Each entry below must be repeated word for word.

**Provided data:**
** begin **
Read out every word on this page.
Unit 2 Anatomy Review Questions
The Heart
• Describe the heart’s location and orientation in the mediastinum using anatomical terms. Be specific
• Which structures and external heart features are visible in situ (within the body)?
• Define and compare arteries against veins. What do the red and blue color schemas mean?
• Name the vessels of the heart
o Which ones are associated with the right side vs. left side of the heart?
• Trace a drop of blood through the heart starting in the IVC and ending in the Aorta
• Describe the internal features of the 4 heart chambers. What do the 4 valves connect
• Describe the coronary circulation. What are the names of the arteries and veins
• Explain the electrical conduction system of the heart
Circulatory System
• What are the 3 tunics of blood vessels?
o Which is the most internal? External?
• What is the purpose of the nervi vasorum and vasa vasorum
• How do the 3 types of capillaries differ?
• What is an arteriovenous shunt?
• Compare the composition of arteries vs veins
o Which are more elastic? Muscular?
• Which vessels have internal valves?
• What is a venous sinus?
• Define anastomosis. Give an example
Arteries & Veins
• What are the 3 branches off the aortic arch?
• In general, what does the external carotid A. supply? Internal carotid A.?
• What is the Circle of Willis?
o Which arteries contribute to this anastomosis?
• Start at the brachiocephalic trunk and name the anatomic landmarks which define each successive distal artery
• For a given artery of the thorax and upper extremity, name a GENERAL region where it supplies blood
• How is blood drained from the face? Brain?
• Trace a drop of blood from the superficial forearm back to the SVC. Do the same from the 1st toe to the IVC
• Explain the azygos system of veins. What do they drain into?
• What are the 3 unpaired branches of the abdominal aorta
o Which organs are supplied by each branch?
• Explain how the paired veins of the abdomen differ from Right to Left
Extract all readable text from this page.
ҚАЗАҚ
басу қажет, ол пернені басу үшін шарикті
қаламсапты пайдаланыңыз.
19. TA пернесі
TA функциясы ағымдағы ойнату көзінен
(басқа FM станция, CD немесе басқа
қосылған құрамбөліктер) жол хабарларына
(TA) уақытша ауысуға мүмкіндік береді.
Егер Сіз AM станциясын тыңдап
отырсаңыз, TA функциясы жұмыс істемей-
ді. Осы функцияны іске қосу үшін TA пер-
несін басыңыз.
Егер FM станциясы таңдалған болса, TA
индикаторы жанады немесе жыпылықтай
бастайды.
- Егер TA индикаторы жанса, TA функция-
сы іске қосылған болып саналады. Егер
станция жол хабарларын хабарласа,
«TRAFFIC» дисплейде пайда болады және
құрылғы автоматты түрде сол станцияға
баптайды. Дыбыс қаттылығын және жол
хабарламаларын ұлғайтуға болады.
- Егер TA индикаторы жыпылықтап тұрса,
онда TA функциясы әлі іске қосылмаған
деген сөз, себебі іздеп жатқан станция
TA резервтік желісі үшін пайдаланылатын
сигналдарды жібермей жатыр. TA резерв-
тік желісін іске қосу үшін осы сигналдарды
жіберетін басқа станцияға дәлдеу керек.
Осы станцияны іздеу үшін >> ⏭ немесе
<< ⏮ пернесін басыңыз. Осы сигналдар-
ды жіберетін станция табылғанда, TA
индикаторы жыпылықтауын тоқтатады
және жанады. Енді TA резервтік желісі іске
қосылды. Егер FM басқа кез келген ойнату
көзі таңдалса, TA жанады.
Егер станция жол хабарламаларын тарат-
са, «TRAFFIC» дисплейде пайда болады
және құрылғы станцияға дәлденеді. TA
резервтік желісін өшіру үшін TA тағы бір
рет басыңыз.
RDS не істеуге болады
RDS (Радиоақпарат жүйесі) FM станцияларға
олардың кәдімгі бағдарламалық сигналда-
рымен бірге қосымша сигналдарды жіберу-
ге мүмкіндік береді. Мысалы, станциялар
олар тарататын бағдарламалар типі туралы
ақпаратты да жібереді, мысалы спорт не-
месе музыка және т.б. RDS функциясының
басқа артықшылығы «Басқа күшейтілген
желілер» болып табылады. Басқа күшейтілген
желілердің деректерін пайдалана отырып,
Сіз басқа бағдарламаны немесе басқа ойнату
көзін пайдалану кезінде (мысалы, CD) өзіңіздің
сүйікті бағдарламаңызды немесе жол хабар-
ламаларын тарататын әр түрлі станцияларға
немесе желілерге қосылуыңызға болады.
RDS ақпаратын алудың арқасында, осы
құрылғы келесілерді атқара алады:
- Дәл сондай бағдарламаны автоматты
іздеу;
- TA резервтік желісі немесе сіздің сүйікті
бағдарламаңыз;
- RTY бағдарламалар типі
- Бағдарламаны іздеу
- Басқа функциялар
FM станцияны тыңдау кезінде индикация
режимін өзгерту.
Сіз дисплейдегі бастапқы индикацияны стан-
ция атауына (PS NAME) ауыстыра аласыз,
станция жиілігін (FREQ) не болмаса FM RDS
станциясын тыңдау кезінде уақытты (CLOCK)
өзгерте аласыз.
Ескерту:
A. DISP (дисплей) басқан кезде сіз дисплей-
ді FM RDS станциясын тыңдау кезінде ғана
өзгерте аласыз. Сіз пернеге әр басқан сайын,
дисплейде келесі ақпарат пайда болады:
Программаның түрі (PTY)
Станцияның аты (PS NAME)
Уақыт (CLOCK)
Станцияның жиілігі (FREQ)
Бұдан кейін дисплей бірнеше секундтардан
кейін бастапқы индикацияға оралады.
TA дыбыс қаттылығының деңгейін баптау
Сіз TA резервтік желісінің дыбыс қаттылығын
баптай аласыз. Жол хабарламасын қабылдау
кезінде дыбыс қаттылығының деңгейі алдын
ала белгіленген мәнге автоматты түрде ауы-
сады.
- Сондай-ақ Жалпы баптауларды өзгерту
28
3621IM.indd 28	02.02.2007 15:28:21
** end **
**Solution for this problem:**
Read out every word on this page.
Unit 2 Anatomy Review Questions
The Heart
• Describe the heart’s location and orientation in the mediastinum using anatomical terms. Be specific
• Which structures and external heart features are visible in situ (within the body)?
• Define and compare arteries against veins. What do the red and blue color schemas mean?
• Name the vessels of the heart
o Which ones are associated with the right side vs. left side of the heart?
• Trace a drop of blood through the heart starting in the IVC and ending in the Aorta
• Describe the internal features of the 4 heart chambers. What do the 4 valves connect
• Describe the coronary circulation. What are the names of the arteries and veins
• Explain the electrical conduction system of the heart
Circulatory System
• What are the 3 tunics of blood vessels?
o Which is the most internal? External?
• What is the purpose of the nervi vasorum and vasa vasorum
• How do the 3 types of capillaries differ?
• What is an arteriovenous shunt?
• Compare the composition of arteries vs veins
o Which are more elastic? Muscular?
• Which vessels have internal valves?
• What is a venous sinus?
• Define anastomosis. Give an example
Arteries & Veins
• What are the 3 branches off the aortic arch?
• In general, what does the external carotid A. supply? Internal carotid A.?
• What is the Circle of Willis?
o Which arteries contribute to this anastomosis?
• Start at the brachiocephalic trunk and name the anatomic landmarks which define each successive distal artery
• For a given artery of the thorax and upper extremity, name a GENERAL region where it supplies blood
• How is blood drained from the face? Brain?
• Trace a drop of blood from the superficial forearm back to the SVC. Do the same from the 1st toe to the IVC
• Explain the azygos system of veins. What do they drain into?
• What are the 3 unpaired branches of the abdominal aorta
o Which organs are supplied by each branch?
• Explain how the paired veins of the abdomen differ from Right to Left
Extract all readable text from this page.
ҚАЗАҚ
басу қажет, ол пернені басу үшін шарикті
қаламсапты пайдаланыңыз.
19. TA пернесі
TA функциясы ағымдағы ойнату көзінен
(басқа FM станция, CD немесе басқа
қосылған құрамбөліктер) жол хабарларына
(TA) уақытша ауысуға мүмкіндік береді.
Егер Сіз AM станциясын тыңдап
отырсаңыз, TA функциясы жұмыс істемей-
ді. Осы функцияны іске қосу үшін TA пер-
несін басыңыз.
Егер FM станциясы таңдалған болса, TA
индикаторы жанады немесе жыпылықтай
бастайды.
- Егер TA индикаторы жанса, TA функция-
сы іске қосылған болып саналады. Егер
станция жол хабарларын хабарласа,
«TRAFFIC» дисплейде пайда болады және
құрылғы автоматты түрде сол станцияға
баптайды. Дыбыс қаттылығын және жол
хабарламаларын ұлғайтуға болады.
- Егер TA индикаторы жыпылықтап тұрса,
онда TA функциясы әлі іске қосылмаған
деген сөз, себебі іздеп жатқан станция
TA резервтік желісі үшін пайдаланылатын
сигналдарды жібермей жатыр. TA резерв-
тік желісін іске қосу үшін осы сигналдарды
жіберетін басқа станцияға дәлдеу керек.
Осы станцияны іздеу үшін >> ⏭ немесе
<< ⏮ пернесін басыңыз. Осы сигналдар-
ды жіберетін станция табылғанда, TA
индикаторы жыпылықтауын тоқтатады
және жанады. Енді TA резервтік желісі іске
қосылды. Егер FM басқа кез келген ойнату
көзі таңдалса, TA жанады.
Егер станция жол хабарламаларын тарат-
са, «TRAFFIC» дисплейде пайда болады
және құрылғы станцияға дәлденеді. TA
резервтік желісін өшіру үшін TA тағы бір
рет басыңыз.
RDS не істеуге болады
RDS (Радиоақпарат жүйесі) FM станцияларға
олардың кәдімгі бағдарламалық сигналда-
рымен бірге қосымша сигналдарды жіберу-
ге мүмкіндік береді. Мысалы, станциялар
олар тарататын бағдарламалар типі туралы
ақпаратты да жібереді, мысалы спорт не-
месе музыка және т.б. RDS функциясының
басқа артықшылығы «Басқа күшейтілген
желілер» болып табылады. Басқа күшейтілген
желілердің деректерін пайдалана отырып,
Сіз басқа бағдарламаны немесе басқа ойнату
көзін пайдалану кезінде (мысалы, CD) өзіңіздің
сүйікті бағдарламаңызды немесе жол хабар-
ламаларын тарататын әр түрлі станцияларға
немесе желілерге қосылуыңызға болады.
RDS ақпаратын алудың арқасында, осы
құрылғы келесілерді атқара алады:
- Дәл сондай бағдарламаны автоматты
іздеу;
- TA резервтік желісі немесе сіздің сүйікті
бағдарламаңыз;
- RTY бағдарламалар типі
- Бағдарламаны іздеу
- Басқа функциялар
FM станцияны тыңдау кезінде индикация
режимін өзгерту.
Сіз дисплейдегі бастапқы индикацияны стан-
ция атауына (PS NAME) ауыстыра аласыз,
станция жиілігін (FREQ) не болмаса FM RDS
станциясын тыңдау кезінде уақытты (CLOCK)
өзгерте аласыз.
Ескерту:
A. DISP (дисплей) басқан кезде сіз дисплей-
ді FM RDS станциясын тыңдау кезінде ғана
өзгерте аласыз. Сіз пернеге әр басқан сайын,
дисплейде келесі ақпарат пайда болады:
Программаның түрі (PTY)
Станцияның аты (PS NAME)
Уақыт (CLOCK)
Станцияның жиілігі (FREQ)
Бұдан кейін дисплей бірнеше секундтардан
кейін бастапқы индикацияға оралады.
TA дыбыс қаттылығының деңгейін баптау
Сіз TA резервтік желісінің дыбыс қаттылығын
баптай аласыз. Жол хабарламасын қабылдау
кезінде дыбыс қаттылығының деңгейі алдын
ала белгіленген мәнге автоматты түрде ауы-
сады.
- Сондай-ақ Жалпы баптауларды өзгерту
28
3621IM.indd 28	02.02.2007 15:28:21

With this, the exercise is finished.